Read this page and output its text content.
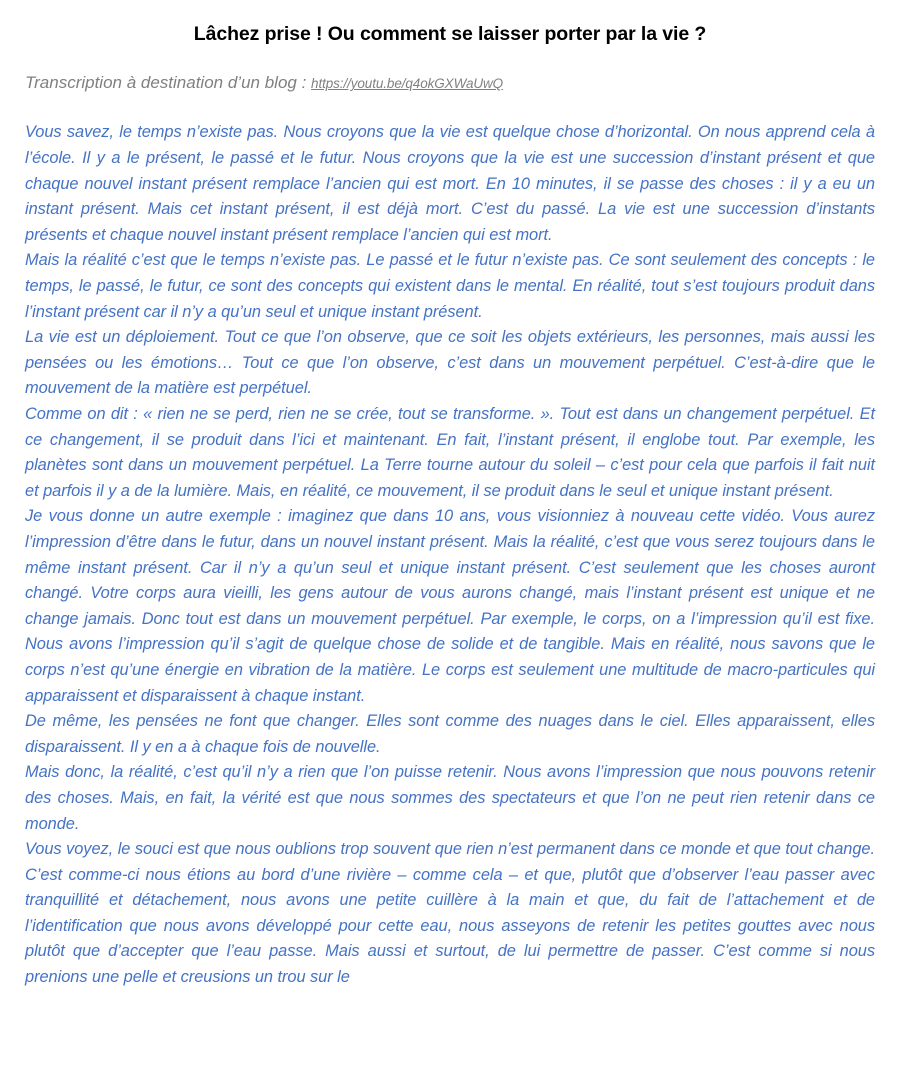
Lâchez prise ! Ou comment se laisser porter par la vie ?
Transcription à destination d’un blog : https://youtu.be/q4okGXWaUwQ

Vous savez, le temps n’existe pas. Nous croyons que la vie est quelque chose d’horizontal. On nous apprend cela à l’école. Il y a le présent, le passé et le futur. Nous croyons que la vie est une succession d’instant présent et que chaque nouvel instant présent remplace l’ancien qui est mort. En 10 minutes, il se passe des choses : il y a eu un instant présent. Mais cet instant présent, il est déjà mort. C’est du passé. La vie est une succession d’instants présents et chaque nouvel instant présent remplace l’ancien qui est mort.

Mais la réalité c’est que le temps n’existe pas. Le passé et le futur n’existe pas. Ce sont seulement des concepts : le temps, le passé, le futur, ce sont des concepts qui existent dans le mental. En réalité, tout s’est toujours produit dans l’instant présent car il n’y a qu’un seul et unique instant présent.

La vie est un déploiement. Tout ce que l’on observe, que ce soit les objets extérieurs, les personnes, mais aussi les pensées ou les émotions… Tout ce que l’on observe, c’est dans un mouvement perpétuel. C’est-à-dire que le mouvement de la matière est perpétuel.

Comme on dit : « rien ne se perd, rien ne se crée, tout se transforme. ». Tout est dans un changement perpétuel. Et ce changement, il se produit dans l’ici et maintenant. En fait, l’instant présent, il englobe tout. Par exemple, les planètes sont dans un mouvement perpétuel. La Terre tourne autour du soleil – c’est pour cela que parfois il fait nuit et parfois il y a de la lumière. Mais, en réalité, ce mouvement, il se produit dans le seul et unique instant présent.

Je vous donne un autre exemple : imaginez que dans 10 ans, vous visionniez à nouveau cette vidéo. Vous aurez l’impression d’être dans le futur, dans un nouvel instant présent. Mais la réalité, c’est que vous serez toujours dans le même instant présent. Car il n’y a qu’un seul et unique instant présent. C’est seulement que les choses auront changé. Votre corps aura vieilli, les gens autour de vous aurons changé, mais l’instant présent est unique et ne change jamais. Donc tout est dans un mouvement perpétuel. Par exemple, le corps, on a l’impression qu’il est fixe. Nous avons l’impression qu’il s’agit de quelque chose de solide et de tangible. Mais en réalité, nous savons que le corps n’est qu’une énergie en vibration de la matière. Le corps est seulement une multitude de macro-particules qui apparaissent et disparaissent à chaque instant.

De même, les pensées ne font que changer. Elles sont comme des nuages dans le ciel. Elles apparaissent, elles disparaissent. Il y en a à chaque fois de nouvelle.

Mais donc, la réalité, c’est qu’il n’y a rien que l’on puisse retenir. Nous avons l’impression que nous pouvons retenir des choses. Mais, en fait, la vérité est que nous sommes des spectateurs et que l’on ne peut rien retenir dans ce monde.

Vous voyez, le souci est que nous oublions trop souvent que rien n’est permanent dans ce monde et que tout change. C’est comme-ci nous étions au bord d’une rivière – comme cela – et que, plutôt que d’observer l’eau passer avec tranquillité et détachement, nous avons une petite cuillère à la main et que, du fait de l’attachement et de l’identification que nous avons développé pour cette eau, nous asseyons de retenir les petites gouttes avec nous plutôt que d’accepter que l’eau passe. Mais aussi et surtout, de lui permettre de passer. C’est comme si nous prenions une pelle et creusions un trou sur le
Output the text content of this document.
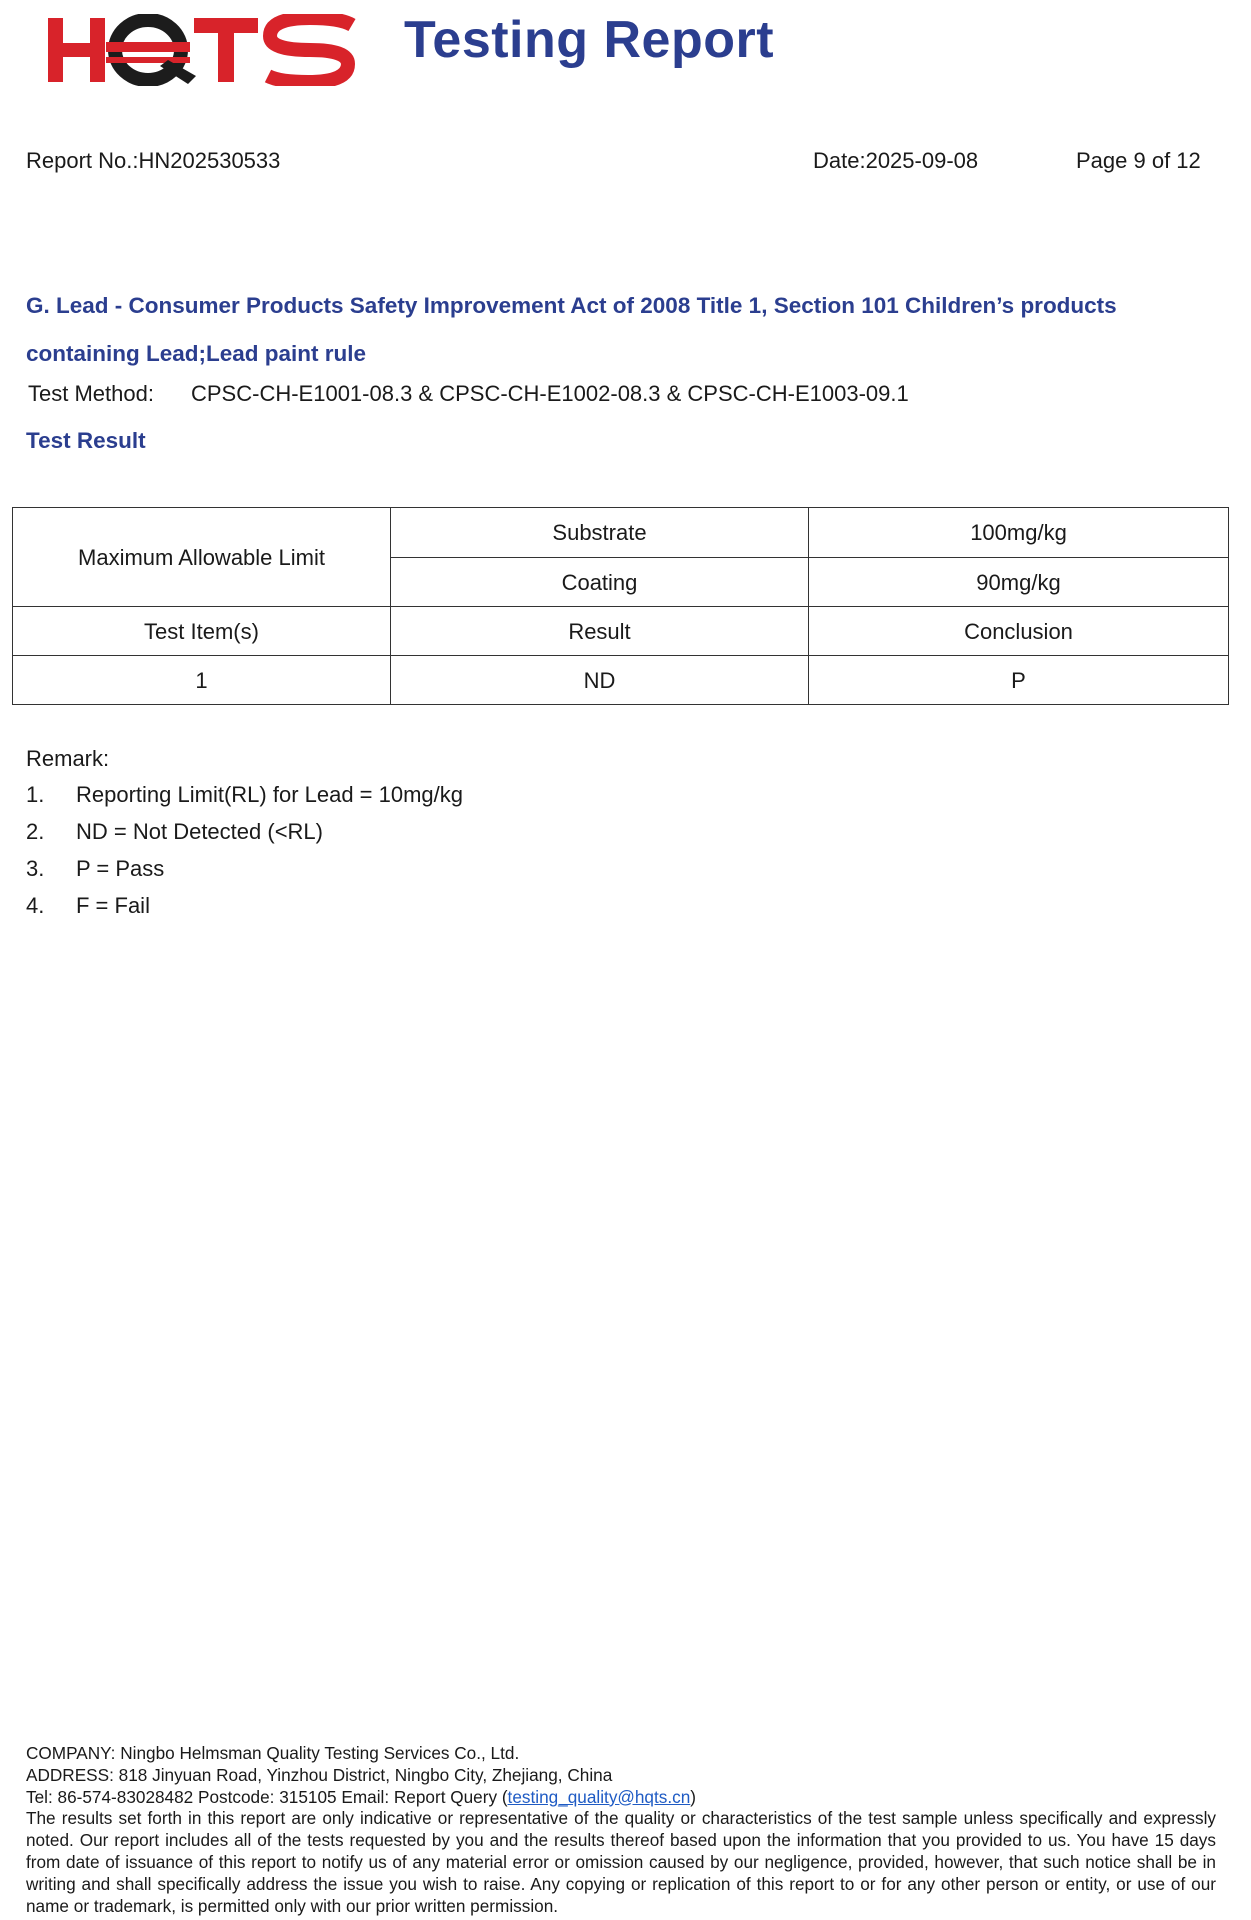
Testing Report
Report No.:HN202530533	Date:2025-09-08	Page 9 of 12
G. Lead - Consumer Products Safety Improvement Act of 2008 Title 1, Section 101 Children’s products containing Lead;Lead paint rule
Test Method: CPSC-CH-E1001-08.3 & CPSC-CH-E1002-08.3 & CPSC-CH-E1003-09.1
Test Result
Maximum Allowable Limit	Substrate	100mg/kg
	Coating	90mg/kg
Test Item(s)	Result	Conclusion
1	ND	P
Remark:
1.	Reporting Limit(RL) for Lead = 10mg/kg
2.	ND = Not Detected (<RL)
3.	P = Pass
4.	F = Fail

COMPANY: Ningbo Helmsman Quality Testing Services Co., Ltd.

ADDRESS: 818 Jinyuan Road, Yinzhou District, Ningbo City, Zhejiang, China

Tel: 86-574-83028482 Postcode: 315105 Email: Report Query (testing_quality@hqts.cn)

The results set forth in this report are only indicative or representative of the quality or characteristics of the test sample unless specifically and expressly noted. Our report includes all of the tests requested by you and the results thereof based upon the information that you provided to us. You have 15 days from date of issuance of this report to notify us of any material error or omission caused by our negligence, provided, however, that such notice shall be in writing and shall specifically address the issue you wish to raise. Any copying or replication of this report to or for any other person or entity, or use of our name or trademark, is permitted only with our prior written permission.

# # #

Problem description
Set down the material above as is, without any pictures.

Written response
Read this page and output its text content.
Lâchez prise ! Ou comment se laisser porter par la vie ?
Transcription à destination d’un blog : https://youtu.be/q4okGXWaUwQ

Vous savez, le temps n’existe pas. Nous croyons que la vie est quelque chose d’horizontal. On nous apprend cela à l’école. Il y a le présent, le passé et le futur. Nous croyons que la vie est une succession d’instant présent et que chaque nouvel instant présent remplace l’ancien qui est mort. En 10 minutes, il se passe des choses : il y a eu un instant présent. Mais cet instant présent, il est déjà mort. C’est du passé. La vie est une succession d’instants présents et chaque nouvel instant présent remplace l’ancien qui est mort.

Mais la réalité c’est que le temps n’existe pas. Le passé et le futur n’existe pas. Ce sont seulement des concepts : le temps, le passé, le futur, ce sont des concepts qui existent dans le mental. En réalité, tout s’est toujours produit dans l’instant présent car il n’y a qu’un seul et unique instant présent.

La vie est un déploiement. Tout ce que l’on observe, que ce soit les objets extérieurs, les personnes, mais aussi les pensées ou les émotions… Tout ce que l’on observe, c’est dans un mouvement perpétuel. C’est-à-dire que le mouvement de la matière est perpétuel.

Comme on dit : « rien ne se perd, rien ne se crée, tout se transforme. ». Tout est dans un changement perpétuel. Et ce changement, il se produit dans l’ici et maintenant. En fait, l’instant présent, il englobe tout. Par exemple, les planètes sont dans un mouvement perpétuel. La Terre tourne autour du soleil – c’est pour cela que parfois il fait nuit et parfois il y a de la lumière. Mais, en réalité, ce mouvement, il se produit dans le seul et unique instant présent.

Je vous donne un autre exemple : imaginez que dans 10 ans, vous visionniez à nouveau cette vidéo. Vous aurez l’impression d’être dans le futur, dans un nouvel instant présent. Mais la réalité, c’est que vous serez toujours dans le même instant présent. Car il n’y a qu’un seul et unique instant présent. C’est seulement que les choses auront changé. Votre corps aura vieilli, les gens autour de vous aurons changé, mais l’instant présent est unique et ne change jamais. Donc tout est dans un mouvement perpétuel. Par exemple, le corps, on a l’impression qu’il est fixe. Nous avons l’impression qu’il s’agit de quelque chose de solide et de tangible. Mais en réalité, nous savons que le corps n’est qu’une énergie en vibration de la matière. Le corps est seulement une multitude de macro-particules qui apparaissent et disparaissent à chaque instant.

De même, les pensées ne font que changer. Elles sont comme des nuages dans le ciel. Elles apparaissent, elles disparaissent. Il y en a à chaque fois de nouvelle.

Mais donc, la réalité, c’est qu’il n’y a rien que l’on puisse retenir. Nous avons l’impression que nous pouvons retenir des choses. Mais, en fait, la vérité est que nous sommes des spectateurs et que l’on ne peut rien retenir dans ce monde.

Vous voyez, le souci est que nous oublions trop souvent que rien n’est permanent dans ce monde et que tout change. C’est comme-ci nous étions au bord d’une rivière – comme cela – et que, plutôt que d’observer l’eau passer avec tranquillité et détachement, nous avons une petite cuillère à la main et que, du fait de l’attachement et de l’identification que nous avons développé pour cette eau, nous asseyons de retenir les petites gouttes avec nous plutôt que d’accepter que l’eau passe. Mais aussi et surtout, de lui permettre de passer. C’est comme si nous prenions une pelle et creusions un trou sur le
Output the text content of this document.
Testing Report
Report No.:HN202530533	Date:2025-09-08	Page 9 of 12
G. Lead - Consumer Products Safety Improvement Act of 2008 Title 1, Section 101 Children’s products containing Lead;Lead paint rule
Test Method: CPSC-CH-E1001-08.3 & CPSC-CH-E1002-08.3 & CPSC-CH-E1003-09.1
Test Result
Maximum Allowable Limit	Substrate	100mg/kg
	Coating	90mg/kg
Test Item(s)	Result	Conclusion
1	ND	P
Remark:
1.	Reporting Limit(RL) for Lead = 10mg/kg
2.	ND = Not Detected (<RL)
3.	P = Pass
4.	F = Fail

COMPANY: Ningbo Helmsman Quality Testing Services Co., Ltd.

ADDRESS: 818 Jinyuan Road, Yinzhou District, Ningbo City, Zhejiang, China

Tel: 86-574-83028482 Postcode: 315105 Email: Report Query (testing_quality@hqts.cn)

The results set forth in this report are only indicative or representative of the quality or characteristics of the test sample unless specifically and expressly noted. Our report includes all of the tests requested by you and the results thereof based upon the information that you provided to us. You have 15 days from date of issuance of this report to notify us of any material error or omission caused by our negligence, provided, however, that such notice shall be in writing and shall specifically address the issue you wish to raise. Any copying or replication of this report to or for any other person or entity, or use of our name or trademark, is permitted only with our prior written permission.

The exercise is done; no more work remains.